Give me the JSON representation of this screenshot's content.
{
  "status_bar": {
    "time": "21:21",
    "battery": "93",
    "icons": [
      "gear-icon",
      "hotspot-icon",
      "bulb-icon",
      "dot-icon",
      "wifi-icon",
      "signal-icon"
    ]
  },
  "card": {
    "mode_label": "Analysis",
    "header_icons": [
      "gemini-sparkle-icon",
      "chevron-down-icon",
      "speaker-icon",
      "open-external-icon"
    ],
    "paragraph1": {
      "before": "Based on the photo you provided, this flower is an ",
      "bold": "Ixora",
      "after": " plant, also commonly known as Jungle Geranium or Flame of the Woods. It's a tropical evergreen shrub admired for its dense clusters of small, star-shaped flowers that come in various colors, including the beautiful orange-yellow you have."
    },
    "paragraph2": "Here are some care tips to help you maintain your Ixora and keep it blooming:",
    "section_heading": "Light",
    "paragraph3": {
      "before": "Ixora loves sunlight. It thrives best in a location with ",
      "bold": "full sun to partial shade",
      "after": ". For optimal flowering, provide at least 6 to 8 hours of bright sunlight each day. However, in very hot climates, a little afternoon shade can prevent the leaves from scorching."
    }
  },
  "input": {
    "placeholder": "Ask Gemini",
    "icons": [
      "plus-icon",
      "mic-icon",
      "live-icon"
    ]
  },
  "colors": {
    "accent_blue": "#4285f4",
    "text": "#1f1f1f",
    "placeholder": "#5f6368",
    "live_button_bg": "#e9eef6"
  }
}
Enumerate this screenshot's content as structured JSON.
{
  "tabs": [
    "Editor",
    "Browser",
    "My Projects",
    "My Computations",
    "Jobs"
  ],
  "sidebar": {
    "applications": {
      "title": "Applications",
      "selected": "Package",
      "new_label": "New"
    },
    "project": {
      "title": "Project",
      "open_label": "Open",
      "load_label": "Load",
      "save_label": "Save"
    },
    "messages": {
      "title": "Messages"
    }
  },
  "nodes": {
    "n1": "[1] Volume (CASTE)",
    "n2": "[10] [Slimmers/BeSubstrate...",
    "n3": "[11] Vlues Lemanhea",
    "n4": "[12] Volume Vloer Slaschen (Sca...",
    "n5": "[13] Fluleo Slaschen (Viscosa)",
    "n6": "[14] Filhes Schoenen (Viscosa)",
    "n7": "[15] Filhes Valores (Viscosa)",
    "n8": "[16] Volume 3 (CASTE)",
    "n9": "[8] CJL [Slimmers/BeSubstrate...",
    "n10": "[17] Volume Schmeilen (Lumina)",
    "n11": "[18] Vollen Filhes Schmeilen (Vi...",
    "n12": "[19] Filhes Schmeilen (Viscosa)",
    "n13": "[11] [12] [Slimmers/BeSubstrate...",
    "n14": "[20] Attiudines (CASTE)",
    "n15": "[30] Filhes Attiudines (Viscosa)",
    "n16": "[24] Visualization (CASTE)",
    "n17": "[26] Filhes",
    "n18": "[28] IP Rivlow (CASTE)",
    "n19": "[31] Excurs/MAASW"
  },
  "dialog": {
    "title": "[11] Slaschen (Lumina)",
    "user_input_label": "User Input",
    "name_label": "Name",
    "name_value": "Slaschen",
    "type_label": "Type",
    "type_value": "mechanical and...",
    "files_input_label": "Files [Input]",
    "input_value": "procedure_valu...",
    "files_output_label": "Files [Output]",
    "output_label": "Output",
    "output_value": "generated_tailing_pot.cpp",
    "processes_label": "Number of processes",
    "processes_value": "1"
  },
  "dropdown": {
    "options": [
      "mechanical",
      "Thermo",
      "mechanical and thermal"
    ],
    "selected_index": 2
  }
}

▬▬▬▬▬▬

> WRITTEN INSTRUCTION: Going through the lines above one by one, tally those with the word "Lumina" and give only the total.

> RESPONSE: 2